[Stored records]
************

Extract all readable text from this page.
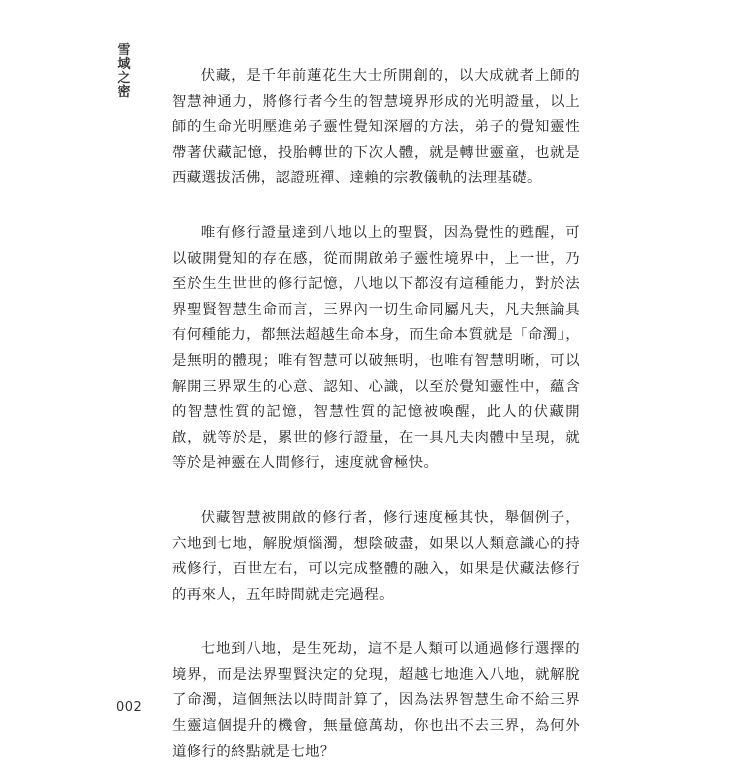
雪域之密

伏藏，是千年前蓮花生大士所開創的，以大成就者上師的智慧神通力，將修行者今生的智慧境界形成的光明證量，以上師的生命光明壓進弟子靈性覺知深層的方法，弟子的覺知靈性帶著伏藏記憶，投胎轉世的下次人體，就是轉世靈童，也就是西藏選拔活佛，認證班禪、達賴的宗教儀軌的法理基礎。

唯有修行證量達到八地以上的聖賢，因為覺性的甦醒，可以破開覺知的存在感，從而開啟弟子靈性境界中，上一世，乃至於生生世世的修行記憶，八地以下都沒有這種能力，對於法界聖賢智慧生命而言，三界內一切生命同屬凡夫，凡夫無論具有何種能力，都無法超越生命本身，而生命本質就是「命濁」，是無明的體現；唯有智慧可以破無明，也唯有智慧明晰，可以解開三界眾生的心意、認知、心識，以至於覺知靈性中，蘊含的智慧性質的記憶，智慧性質的記憶被喚醒，此人的伏藏開啟，就等於是，累世的修行證量，在一具凡夫肉體中呈現，就等於是神靈在人間修行，速度就會極快。

伏藏智慧被開啟的修行者，修行速度極其快，舉個例子，六地到七地，解脫煩惱濁，想陰破盡，如果以人類意識心的持戒修行，百世左右，可以完成整體的融入，如果是伏藏法修行的再來人，五年時間就走完過程。

七地到八地，是生死劫，這不是人類可以通過修行選擇的境界，而是法界聖賢決定的兌現，超越七地進入八地，就解脫了命濁，這個無法以時間計算了，因為法界智慧生命不給三界生靈這個提升的機會，無量億萬劫，你也出不去三界，為何外道修行的終點就是七地？

002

************

### Problem requirements
Every line should be retyped exactly, with the pictures omitted.

### Exercise answer
Extract all readable text from this page.
雪域之密

伏藏，是千年前蓮花生大士所開創的，以大成就者上師的智慧神通力，將修行者今生的智慧境界形成的光明證量，以上師的生命光明壓進弟子靈性覺知深層的方法，弟子的覺知靈性帶著伏藏記憶，投胎轉世的下次人體，就是轉世靈童，也就是西藏選拔活佛，認證班禪、達賴的宗教儀軌的法理基礎。

唯有修行證量達到八地以上的聖賢，因為覺性的甦醒，可以破開覺知的存在感，從而開啟弟子靈性境界中，上一世，乃至於生生世世的修行記憶，八地以下都沒有這種能力，對於法界聖賢智慧生命而言，三界內一切生命同屬凡夫，凡夫無論具有何種能力，都無法超越生命本身，而生命本質就是「命濁」，是無明的體現；唯有智慧可以破無明，也唯有智慧明晰，可以解開三界眾生的心意、認知、心識，以至於覺知靈性中，蘊含的智慧性質的記憶，智慧性質的記憶被喚醒，此人的伏藏開啟，就等於是，累世的修行證量，在一具凡夫肉體中呈現，就等於是神靈在人間修行，速度就會極快。

伏藏智慧被開啟的修行者，修行速度極其快，舉個例子，六地到七地，解脫煩惱濁，想陰破盡，如果以人類意識心的持戒修行，百世左右，可以完成整體的融入，如果是伏藏法修行的再來人，五年時間就走完過程。

七地到八地，是生死劫，這不是人類可以通過修行選擇的境界，而是法界聖賢決定的兌現，超越七地進入八地，就解脫了命濁，這個無法以時間計算了，因為法界智慧生命不給三界生靈這個提升的機會，無量億萬劫，你也出不去三界，為何外道修行的終點就是七地？

002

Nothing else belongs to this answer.